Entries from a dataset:
[BEGIN]

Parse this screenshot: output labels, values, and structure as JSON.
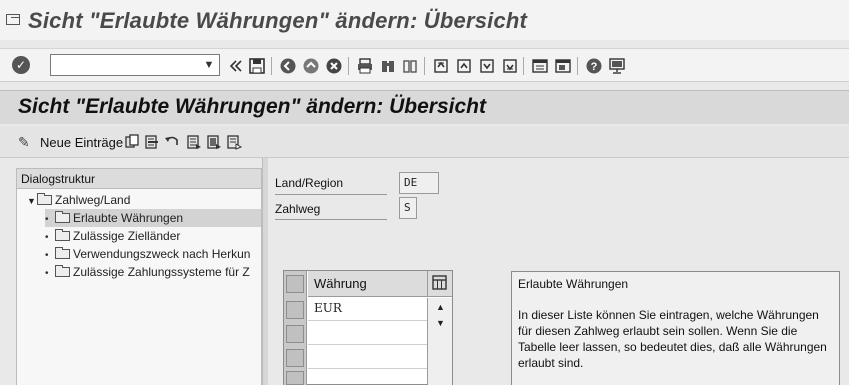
{
  "window": {
    "title": "Sicht \"Erlaubte Währungen\" ändern: Übersicht"
  },
  "toolbar": {
    "command_value": "",
    "icons": [
      "enter-icon",
      "command-dropdown-icon",
      "back-chevrons-icon",
      "save-icon",
      "back-icon",
      "exit-icon",
      "cancel-icon",
      "print-icon",
      "find-icon",
      "find-next-icon",
      "first-page-icon",
      "previous-page-icon",
      "next-page-icon",
      "last-page-icon",
      "new-session-icon",
      "shortcut-icon",
      "help-icon",
      "customize-layout-icon"
    ]
  },
  "header": {
    "title": "Sicht \"Erlaubte Währungen\" ändern: Übersicht"
  },
  "app_toolbar": {
    "new_entries_label": "Neue Einträge",
    "icons": [
      "new-entries-icon",
      "copy-icon",
      "delete-icon",
      "undo-icon",
      "select-all-icon",
      "select-block-icon",
      "deselect-all-icon"
    ]
  },
  "dialog_structure": {
    "heading": "Dialogstruktur",
    "root": "Zahlweg/Land",
    "items": [
      "Erlaubte Währungen",
      "Zulässige Zielländer",
      "Verwendungszweck nach Herkun",
      "Zulässige Zahlungssysteme für Z"
    ],
    "selected_index": 0
  },
  "fields": {
    "land_label": "Land/Region",
    "land_value": "DE",
    "zahlweg_label": "Zahlweg",
    "zahlweg_value": "S"
  },
  "table": {
    "column_header": "Währung",
    "rows": [
      "EUR",
      "",
      "",
      ""
    ]
  },
  "info": {
    "title": "Erlaubte Währungen",
    "body": "In dieser Liste können Sie eintragen, welche Währungen für diesen Zahlweg erlaubt sein sollen. Wenn Sie die Tabelle leer lassen, so bedeutet dies, daß alle Währungen erlaubt sind."
  },
  "colors": {
    "toolbar_bg": "#f3f3f3",
    "header_bg": "#d9d9d9",
    "selected_bg": "#d3d3d3"
  }
}
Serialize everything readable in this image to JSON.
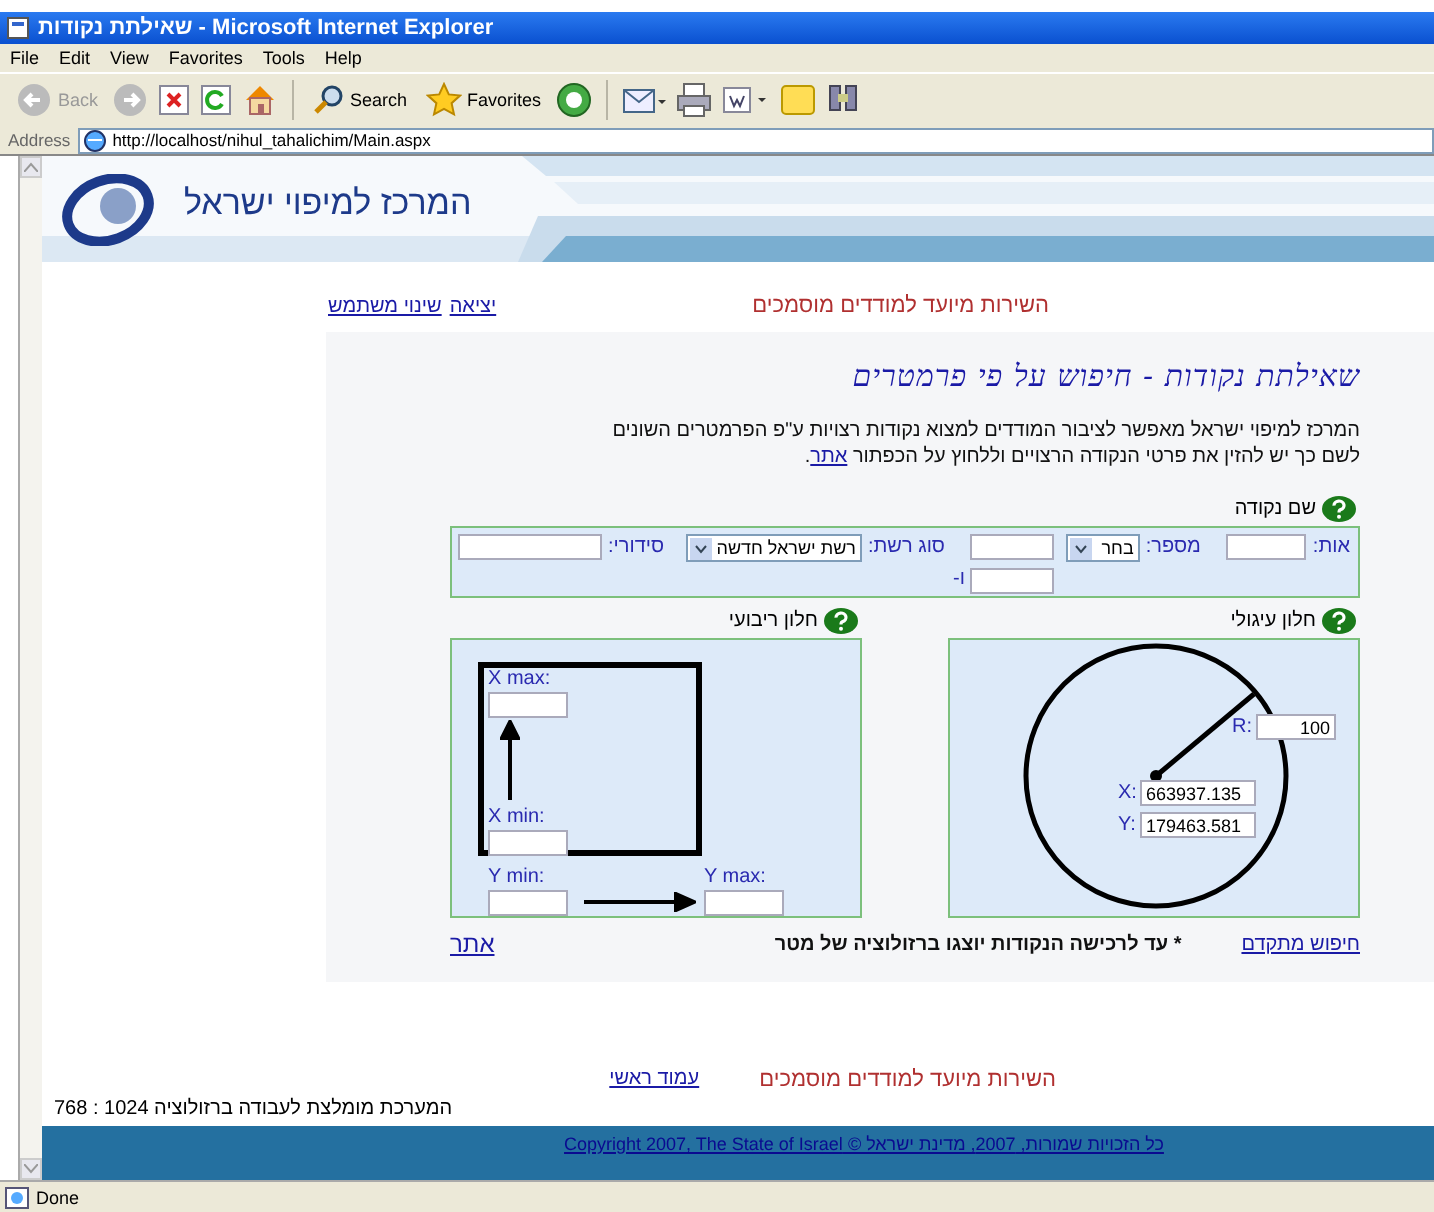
{
  "window": {
    "title": "שאילתת נקודות - Microsoft Internet Explorer"
  },
  "menu": {
    "file": "File",
    "edit": "Edit",
    "view": "View",
    "favorites": "Favorites",
    "tools": "Tools",
    "help": "Help"
  },
  "toolbar": {
    "back": {
      "label": "Back",
      "disabled": true
    },
    "search": "Search",
    "favorites": "Favorites"
  },
  "address": {
    "label": "Address",
    "url": "http://localhost/nihul_tahalichim/Main.aspx"
  },
  "header": {
    "site_name": "המרכז למיפוי ישראל"
  },
  "top_bar": {
    "links": [
      "יציאה",
      "שינוי משתמש"
    ],
    "notice": "השירות מיועד למודדים מוסמכים"
  },
  "query": {
    "title": "שאילתת נקודות - חיפוש על פי פרמטרים",
    "intro_line1": "המרכז למיפוי ישראל מאפשר לציבור המודדים למצוא נקודות רצויות ע\"פ הפרמטרים השונים",
    "intro_line2": "לשם כך יש להזין את פרטי הנקודה הרצויים וללחוץ על הכפתור ",
    "intro_link": "אתר",
    "intro_end": ".",
    "point_name": {
      "heading": "שם נקודה",
      "letter_label": "אות:",
      "number_label": "מספר:",
      "number_select": "בחר",
      "and_label": "ו-",
      "network_label": "סוג רשת:",
      "network_select": "רשת ישראל חדשה",
      "serial_label": "סידורי:"
    },
    "circle": {
      "heading": "חלון עיגולי",
      "r_label": "R:",
      "r_value": "100",
      "x_label": "X:",
      "x_value": "663937.135",
      "y_label": "Y:",
      "y_value": "179463.581"
    },
    "rectangle": {
      "heading": "חלון ריבועי",
      "xmax_label": "X max:",
      "xmin_label": "X min:",
      "ymin_label": "Y min:",
      "ymax_label": "Y max:"
    },
    "advanced_link": "חיפוש מתקדם",
    "note": "* עד לרכישה הנקודות יוצגו ברזולוציה של מטר",
    "submit_link": "אתר"
  },
  "footer": {
    "notice": "השירות מיועד למודדים מוסמכים",
    "home_link": "עמוד ראשי",
    "resolution": "המערכת מומלצת לעבודה ברזולוציה 1024 : 768",
    "copyright": "כל הזכויות שמורות, 2007, מדינת ישראל © Copyright 2007, The State of Israel"
  },
  "status_bar": {
    "text": "Done"
  }
}
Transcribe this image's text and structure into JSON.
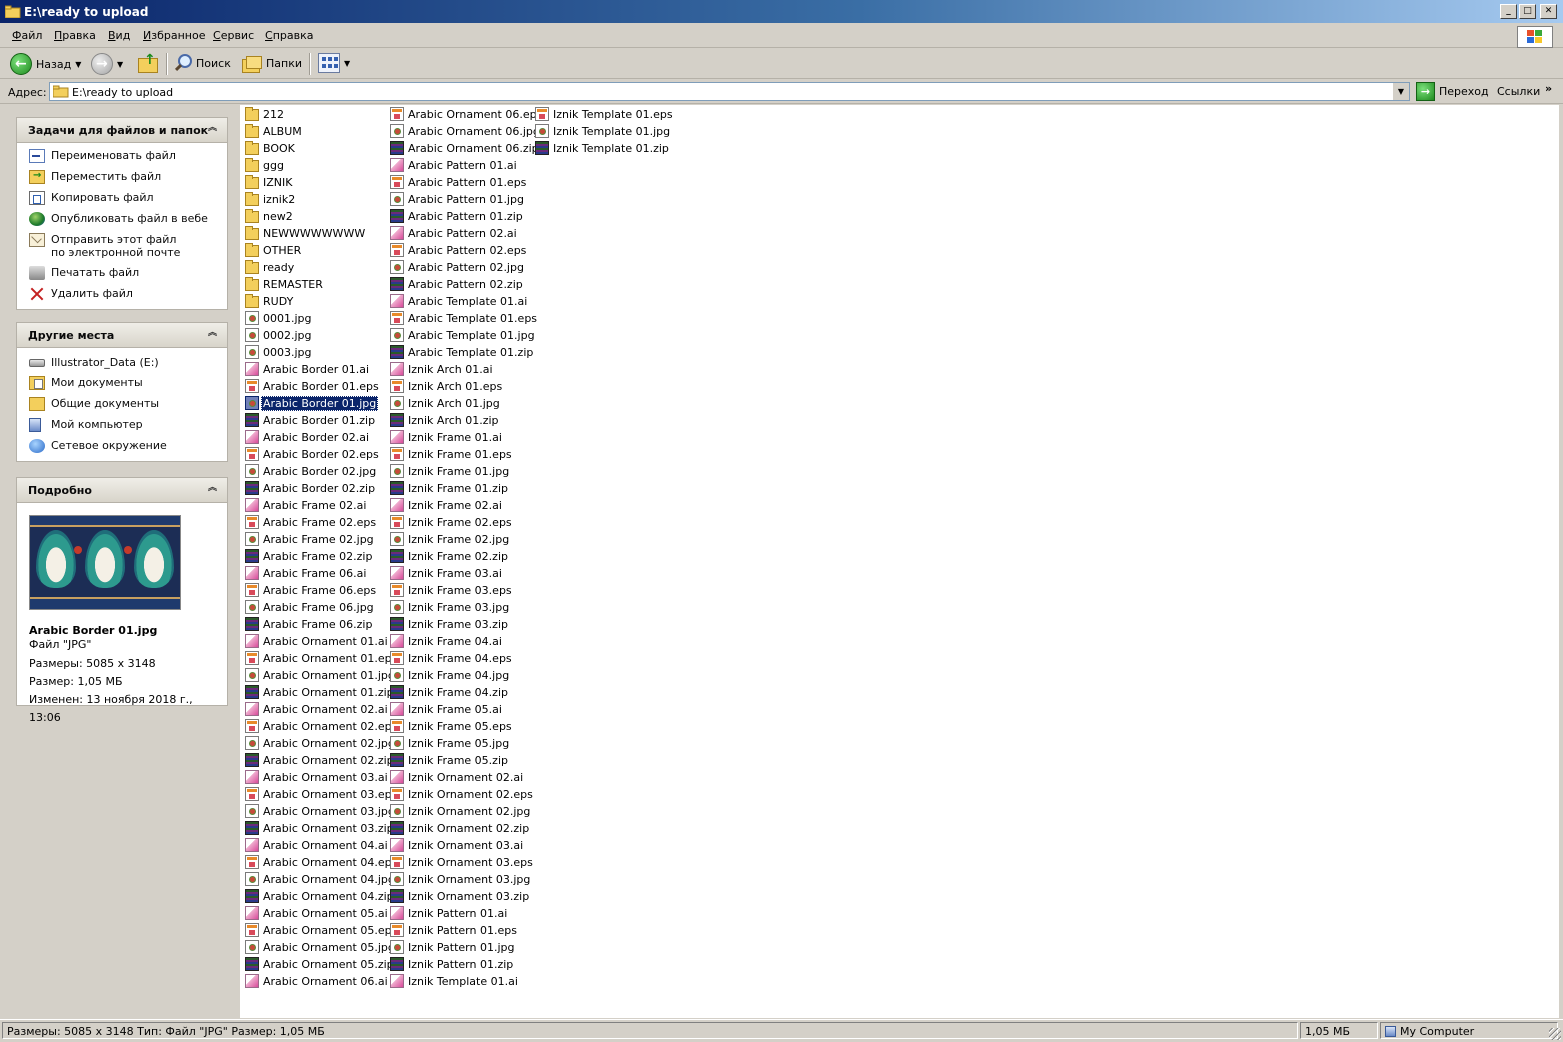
{
  "window": {
    "title": "E:\\ready to upload"
  },
  "menu": [
    "Файл",
    "Правка",
    "Вид",
    "Избранное",
    "Сервис",
    "Справка"
  ],
  "toolbar": {
    "back": "Назад",
    "search": "Поиск",
    "folders": "Папки"
  },
  "address": {
    "label": "Адрес:",
    "value": "E:\\ready to upload",
    "go": "Переход",
    "links": "Ссылки"
  },
  "tasks_panel": {
    "title": "Задачи для файлов и папок",
    "items": [
      "Переименовать файл",
      "Переместить файл",
      "Копировать файл",
      "Опубликовать файл в вебе",
      "Отправить этот файл по электронной почте",
      "Печатать файл",
      "Удалить файл"
    ]
  },
  "places_panel": {
    "title": "Другие места",
    "items": [
      "Illustrator_Data (E:)",
      "Мои документы",
      "Общие документы",
      "Мой компьютер",
      "Сетевое окружение"
    ]
  },
  "details_panel": {
    "title": "Подробно",
    "filename": "Arabic Border 01.jpg",
    "filetype": "Файл \"JPG\"",
    "dimensions": "Размеры: 5085 x 3148",
    "size": "Размер: 1,05 МБ",
    "modified": "Изменен: 13 ноября 2018 г., 13:06"
  },
  "files": {
    "selected": "Arabic Border 01.jpg",
    "columns": [
      [
        {
          "name": "212",
          "type": "folder"
        },
        {
          "name": "ALBUM",
          "type": "folder"
        },
        {
          "name": "BOOK",
          "type": "folder"
        },
        {
          "name": "ggg",
          "type": "folder"
        },
        {
          "name": "IZNIK",
          "type": "folder"
        },
        {
          "name": "iznik2",
          "type": "folder"
        },
        {
          "name": "new2",
          "type": "folder"
        },
        {
          "name": "NEWWWWWWWW",
          "type": "folder"
        },
        {
          "name": "OTHER",
          "type": "folder"
        },
        {
          "name": "ready",
          "type": "folder"
        },
        {
          "name": "REMASTER",
          "type": "folder"
        },
        {
          "name": "RUDY",
          "type": "folder"
        },
        {
          "name": "0001.jpg",
          "type": "jpg"
        },
        {
          "name": "0002.jpg",
          "type": "jpg"
        },
        {
          "name": "0003.jpg",
          "type": "jpg"
        },
        {
          "name": "Arabic Border 01.ai",
          "type": "ai"
        },
        {
          "name": "Arabic Border 01.eps",
          "type": "eps"
        },
        {
          "name": "Arabic Border 01.jpg",
          "type": "jpg"
        },
        {
          "name": "Arabic Border 01.zip",
          "type": "zip"
        },
        {
          "name": "Arabic Border 02.ai",
          "type": "ai"
        },
        {
          "name": "Arabic Border 02.eps",
          "type": "eps"
        },
        {
          "name": "Arabic Border 02.jpg",
          "type": "jpg"
        },
        {
          "name": "Arabic Border 02.zip",
          "type": "zip"
        },
        {
          "name": "Arabic Frame 02.ai",
          "type": "ai"
        },
        {
          "name": "Arabic Frame 02.eps",
          "type": "eps"
        },
        {
          "name": "Arabic Frame 02.jpg",
          "type": "jpg"
        },
        {
          "name": "Arabic Frame 02.zip",
          "type": "zip"
        },
        {
          "name": "Arabic Frame 06.ai",
          "type": "ai"
        },
        {
          "name": "Arabic Frame 06.eps",
          "type": "eps"
        },
        {
          "name": "Arabic Frame 06.jpg",
          "type": "jpg"
        },
        {
          "name": "Arabic Frame 06.zip",
          "type": "zip"
        },
        {
          "name": "Arabic Ornament 01.ai",
          "type": "ai"
        },
        {
          "name": "Arabic Ornament 01.eps",
          "type": "eps"
        },
        {
          "name": "Arabic Ornament 01.jpg",
          "type": "jpg"
        },
        {
          "name": "Arabic Ornament 01.zip",
          "type": "zip"
        },
        {
          "name": "Arabic Ornament 02.ai",
          "type": "ai"
        },
        {
          "name": "Arabic Ornament 02.eps",
          "type": "eps"
        },
        {
          "name": "Arabic Ornament 02.jpg",
          "type": "jpg"
        },
        {
          "name": "Arabic Ornament 02.zip",
          "type": "zip"
        },
        {
          "name": "Arabic Ornament 03.ai",
          "type": "ai"
        },
        {
          "name": "Arabic Ornament 03.eps",
          "type": "eps"
        },
        {
          "name": "Arabic Ornament 03.jpg",
          "type": "jpg"
        },
        {
          "name": "Arabic Ornament 03.zip",
          "type": "zip"
        },
        {
          "name": "Arabic Ornament 04.ai",
          "type": "ai"
        },
        {
          "name": "Arabic Ornament 04.eps",
          "type": "eps"
        },
        {
          "name": "Arabic Ornament 04.jpg",
          "type": "jpg"
        },
        {
          "name": "Arabic Ornament 04.zip",
          "type": "zip"
        },
        {
          "name": "Arabic Ornament 05.ai",
          "type": "ai"
        },
        {
          "name": "Arabic Ornament 05.eps",
          "type": "eps"
        },
        {
          "name": "Arabic Ornament 05.jpg",
          "type": "jpg"
        },
        {
          "name": "Arabic Ornament 05.zip",
          "type": "zip"
        },
        {
          "name": "Arabic Ornament 06.ai",
          "type": "ai"
        }
      ],
      [
        {
          "name": "Arabic Ornament 06.eps",
          "type": "eps"
        },
        {
          "name": "Arabic Ornament 06.jpg",
          "type": "jpg"
        },
        {
          "name": "Arabic Ornament 06.zip",
          "type": "zip"
        },
        {
          "name": "Arabic Pattern 01.ai",
          "type": "ai"
        },
        {
          "name": "Arabic Pattern 01.eps",
          "type": "eps"
        },
        {
          "name": "Arabic Pattern 01.jpg",
          "type": "jpg"
        },
        {
          "name": "Arabic Pattern 01.zip",
          "type": "zip"
        },
        {
          "name": "Arabic Pattern 02.ai",
          "type": "ai"
        },
        {
          "name": "Arabic Pattern 02.eps",
          "type": "eps"
        },
        {
          "name": "Arabic Pattern 02.jpg",
          "type": "jpg"
        },
        {
          "name": "Arabic Pattern 02.zip",
          "type": "zip"
        },
        {
          "name": "Arabic Template 01.ai",
          "type": "ai"
        },
        {
          "name": "Arabic Template 01.eps",
          "type": "eps"
        },
        {
          "name": "Arabic Template 01.jpg",
          "type": "jpg"
        },
        {
          "name": "Arabic Template 01.zip",
          "type": "zip"
        },
        {
          "name": "Iznik Arch 01.ai",
          "type": "ai"
        },
        {
          "name": "Iznik Arch 01.eps",
          "type": "eps"
        },
        {
          "name": "Iznik Arch 01.jpg",
          "type": "jpg"
        },
        {
          "name": "Iznik Arch 01.zip",
          "type": "zip"
        },
        {
          "name": "Iznik Frame 01.ai",
          "type": "ai"
        },
        {
          "name": "Iznik Frame 01.eps",
          "type": "eps"
        },
        {
          "name": "Iznik Frame 01.jpg",
          "type": "jpg"
        },
        {
          "name": "Iznik Frame 01.zip",
          "type": "zip"
        },
        {
          "name": "Iznik Frame 02.ai",
          "type": "ai"
        },
        {
          "name": "Iznik Frame 02.eps",
          "type": "eps"
        },
        {
          "name": "Iznik Frame 02.jpg",
          "type": "jpg"
        },
        {
          "name": "Iznik Frame 02.zip",
          "type": "zip"
        },
        {
          "name": "Iznik Frame 03.ai",
          "type": "ai"
        },
        {
          "name": "Iznik Frame 03.eps",
          "type": "eps"
        },
        {
          "name": "Iznik Frame 03.jpg",
          "type": "jpg"
        },
        {
          "name": "Iznik Frame 03.zip",
          "type": "zip"
        },
        {
          "name": "Iznik Frame 04.ai",
          "type": "ai"
        },
        {
          "name": "Iznik Frame 04.eps",
          "type": "eps"
        },
        {
          "name": "Iznik Frame 04.jpg",
          "type": "jpg"
        },
        {
          "name": "Iznik Frame 04.zip",
          "type": "zip"
        },
        {
          "name": "Iznik Frame 05.ai",
          "type": "ai"
        },
        {
          "name": "Iznik Frame 05.eps",
          "type": "eps"
        },
        {
          "name": "Iznik Frame 05.jpg",
          "type": "jpg"
        },
        {
          "name": "Iznik Frame 05.zip",
          "type": "zip"
        },
        {
          "name": "Iznik Ornament 02.ai",
          "type": "ai"
        },
        {
          "name": "Iznik Ornament 02.eps",
          "type": "eps"
        },
        {
          "name": "Iznik Ornament 02.jpg",
          "type": "jpg"
        },
        {
          "name": "Iznik Ornament 02.zip",
          "type": "zip"
        },
        {
          "name": "Iznik Ornament 03.ai",
          "type": "ai"
        },
        {
          "name": "Iznik Ornament 03.eps",
          "type": "eps"
        },
        {
          "name": "Iznik Ornament 03.jpg",
          "type": "jpg"
        },
        {
          "name": "Iznik Ornament 03.zip",
          "type": "zip"
        },
        {
          "name": "Iznik Pattern 01.ai",
          "type": "ai"
        },
        {
          "name": "Iznik Pattern 01.eps",
          "type": "eps"
        },
        {
          "name": "Iznik Pattern 01.jpg",
          "type": "jpg"
        },
        {
          "name": "Iznik Pattern 01.zip",
          "type": "zip"
        },
        {
          "name": "Iznik Template 01.ai",
          "type": "ai"
        }
      ],
      [
        {
          "name": "Iznik Template 01.eps",
          "type": "eps"
        },
        {
          "name": "Iznik Template 01.jpg",
          "type": "jpg"
        },
        {
          "name": "Iznik Template 01.zip",
          "type": "zip"
        }
      ]
    ]
  },
  "statusbar": {
    "info": "Размеры: 5085 x 3148 Тип: Файл \"JPG\" Размер: 1,05 МБ",
    "size": "1,05 МБ",
    "zone": "My Computer"
  },
  "colors": {
    "selection": "#0a246a",
    "titlebar_start": "#0a246a",
    "titlebar_end": "#a6caf0",
    "chrome": "#d4d0c8"
  }
}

[END]

## [What to do]
Gather up the lines containing the word "Zulässige" from these records and copy them.

## [Solution to this task]
      "Zulässige Zielländer",
      "Zulässige Zahlungssysteme für Z"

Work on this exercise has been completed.